● STATED GOAL
Pull out every line with the word "specific" from the entries below.

● MATERIAL FOR THIS TASK
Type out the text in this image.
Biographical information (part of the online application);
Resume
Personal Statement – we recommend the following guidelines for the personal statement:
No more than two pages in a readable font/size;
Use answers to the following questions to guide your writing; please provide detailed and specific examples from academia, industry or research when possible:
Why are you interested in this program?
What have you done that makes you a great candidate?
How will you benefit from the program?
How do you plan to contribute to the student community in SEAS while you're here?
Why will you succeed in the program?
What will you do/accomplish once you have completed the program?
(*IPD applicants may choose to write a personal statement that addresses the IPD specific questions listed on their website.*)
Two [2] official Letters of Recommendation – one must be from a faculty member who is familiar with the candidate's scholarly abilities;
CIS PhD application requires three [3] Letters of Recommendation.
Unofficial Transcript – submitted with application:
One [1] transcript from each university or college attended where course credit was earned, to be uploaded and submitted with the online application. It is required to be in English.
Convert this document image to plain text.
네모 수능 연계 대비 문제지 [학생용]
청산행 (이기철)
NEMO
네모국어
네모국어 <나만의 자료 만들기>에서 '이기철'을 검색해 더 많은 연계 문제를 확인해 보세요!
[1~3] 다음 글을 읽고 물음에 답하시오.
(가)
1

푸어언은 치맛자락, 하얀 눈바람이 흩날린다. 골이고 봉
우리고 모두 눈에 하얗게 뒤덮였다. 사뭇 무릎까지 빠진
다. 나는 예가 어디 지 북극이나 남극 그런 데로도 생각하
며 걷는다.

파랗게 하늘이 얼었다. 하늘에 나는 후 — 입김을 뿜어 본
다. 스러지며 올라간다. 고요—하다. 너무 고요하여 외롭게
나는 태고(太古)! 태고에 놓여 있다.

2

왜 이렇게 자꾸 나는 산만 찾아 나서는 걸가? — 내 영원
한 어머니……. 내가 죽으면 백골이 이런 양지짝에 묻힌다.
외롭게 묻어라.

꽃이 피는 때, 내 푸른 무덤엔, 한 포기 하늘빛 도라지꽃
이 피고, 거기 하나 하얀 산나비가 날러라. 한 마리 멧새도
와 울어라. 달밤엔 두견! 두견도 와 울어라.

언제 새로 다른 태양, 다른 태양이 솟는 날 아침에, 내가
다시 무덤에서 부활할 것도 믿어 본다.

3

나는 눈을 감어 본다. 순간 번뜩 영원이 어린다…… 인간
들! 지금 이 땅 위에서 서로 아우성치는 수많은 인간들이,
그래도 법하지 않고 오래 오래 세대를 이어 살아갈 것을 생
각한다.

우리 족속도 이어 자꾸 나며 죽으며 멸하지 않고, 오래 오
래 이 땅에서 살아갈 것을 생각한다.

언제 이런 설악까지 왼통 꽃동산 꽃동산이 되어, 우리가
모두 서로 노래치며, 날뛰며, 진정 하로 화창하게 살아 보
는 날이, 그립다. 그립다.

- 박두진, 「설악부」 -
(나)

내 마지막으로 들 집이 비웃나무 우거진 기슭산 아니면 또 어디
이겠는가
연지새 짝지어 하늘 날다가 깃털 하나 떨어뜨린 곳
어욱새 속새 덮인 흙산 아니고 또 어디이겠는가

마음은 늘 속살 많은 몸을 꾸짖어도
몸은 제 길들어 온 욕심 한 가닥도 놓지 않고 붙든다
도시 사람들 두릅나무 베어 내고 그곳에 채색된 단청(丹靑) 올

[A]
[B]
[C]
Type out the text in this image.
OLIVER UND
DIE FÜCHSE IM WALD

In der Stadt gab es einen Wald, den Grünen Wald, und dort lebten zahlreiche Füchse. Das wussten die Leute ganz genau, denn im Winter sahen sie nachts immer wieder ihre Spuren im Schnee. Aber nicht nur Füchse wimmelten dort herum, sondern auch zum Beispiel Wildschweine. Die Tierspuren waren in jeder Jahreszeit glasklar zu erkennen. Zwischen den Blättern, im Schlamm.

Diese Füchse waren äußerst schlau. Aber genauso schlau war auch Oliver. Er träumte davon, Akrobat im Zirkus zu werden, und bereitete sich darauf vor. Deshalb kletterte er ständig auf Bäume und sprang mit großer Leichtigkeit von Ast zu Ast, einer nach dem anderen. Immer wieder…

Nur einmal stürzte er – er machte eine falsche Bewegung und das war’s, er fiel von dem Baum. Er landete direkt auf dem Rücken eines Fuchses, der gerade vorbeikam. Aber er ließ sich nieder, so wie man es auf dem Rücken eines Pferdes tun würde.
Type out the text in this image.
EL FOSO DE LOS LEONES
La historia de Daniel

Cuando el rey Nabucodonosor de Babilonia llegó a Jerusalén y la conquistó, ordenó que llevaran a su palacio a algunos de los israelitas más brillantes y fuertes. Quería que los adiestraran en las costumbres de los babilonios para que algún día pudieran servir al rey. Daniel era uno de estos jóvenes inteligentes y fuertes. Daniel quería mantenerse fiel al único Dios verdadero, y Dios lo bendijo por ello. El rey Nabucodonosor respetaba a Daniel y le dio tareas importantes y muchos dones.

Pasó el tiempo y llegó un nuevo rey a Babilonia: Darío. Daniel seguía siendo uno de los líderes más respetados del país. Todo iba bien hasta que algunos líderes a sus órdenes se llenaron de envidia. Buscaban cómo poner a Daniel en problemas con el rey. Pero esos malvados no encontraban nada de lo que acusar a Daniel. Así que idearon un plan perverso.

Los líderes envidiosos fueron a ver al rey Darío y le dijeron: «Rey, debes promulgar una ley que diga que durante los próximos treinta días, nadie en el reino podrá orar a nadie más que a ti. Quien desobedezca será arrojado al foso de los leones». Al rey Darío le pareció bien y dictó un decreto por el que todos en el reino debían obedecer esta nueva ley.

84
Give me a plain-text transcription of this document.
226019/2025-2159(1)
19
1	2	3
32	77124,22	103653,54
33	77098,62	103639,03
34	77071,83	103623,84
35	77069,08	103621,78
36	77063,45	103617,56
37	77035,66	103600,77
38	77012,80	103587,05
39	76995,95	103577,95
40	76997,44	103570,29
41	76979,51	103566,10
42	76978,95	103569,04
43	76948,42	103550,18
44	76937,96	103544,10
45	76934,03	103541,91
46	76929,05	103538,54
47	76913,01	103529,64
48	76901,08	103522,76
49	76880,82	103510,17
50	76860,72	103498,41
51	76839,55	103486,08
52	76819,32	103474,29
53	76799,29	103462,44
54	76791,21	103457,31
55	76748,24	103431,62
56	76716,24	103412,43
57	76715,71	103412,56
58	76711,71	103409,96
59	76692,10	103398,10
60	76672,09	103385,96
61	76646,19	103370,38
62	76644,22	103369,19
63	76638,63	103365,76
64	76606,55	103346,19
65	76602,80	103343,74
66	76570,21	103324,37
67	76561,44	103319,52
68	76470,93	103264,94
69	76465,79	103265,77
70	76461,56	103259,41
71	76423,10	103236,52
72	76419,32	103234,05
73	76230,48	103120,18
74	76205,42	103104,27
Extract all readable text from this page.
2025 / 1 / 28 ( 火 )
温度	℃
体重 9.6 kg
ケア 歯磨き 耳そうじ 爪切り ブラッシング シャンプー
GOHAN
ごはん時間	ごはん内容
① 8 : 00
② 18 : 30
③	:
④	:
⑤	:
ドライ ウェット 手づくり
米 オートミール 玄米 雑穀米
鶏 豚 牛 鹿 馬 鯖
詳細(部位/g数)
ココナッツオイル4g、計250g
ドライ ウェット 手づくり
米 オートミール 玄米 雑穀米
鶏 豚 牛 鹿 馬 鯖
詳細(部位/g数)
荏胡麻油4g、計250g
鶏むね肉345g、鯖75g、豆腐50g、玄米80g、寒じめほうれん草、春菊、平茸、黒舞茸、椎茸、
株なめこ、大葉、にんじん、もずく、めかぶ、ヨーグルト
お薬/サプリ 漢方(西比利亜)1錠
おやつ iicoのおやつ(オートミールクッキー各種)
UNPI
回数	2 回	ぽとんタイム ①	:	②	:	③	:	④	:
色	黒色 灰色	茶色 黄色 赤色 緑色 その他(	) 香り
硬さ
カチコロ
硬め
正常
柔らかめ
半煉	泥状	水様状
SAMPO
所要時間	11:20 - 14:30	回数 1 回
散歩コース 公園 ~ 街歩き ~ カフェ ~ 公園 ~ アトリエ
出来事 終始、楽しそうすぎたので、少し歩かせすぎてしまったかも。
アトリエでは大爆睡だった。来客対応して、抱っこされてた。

● WORKED SOLUTION
Use answers to the following questions to guide your writing; please provide detailed and specific examples from academia, industry or research when possible:
(*IPD applicants may choose to write a personal statement that addresses the IPD specific questions listed on their website.*)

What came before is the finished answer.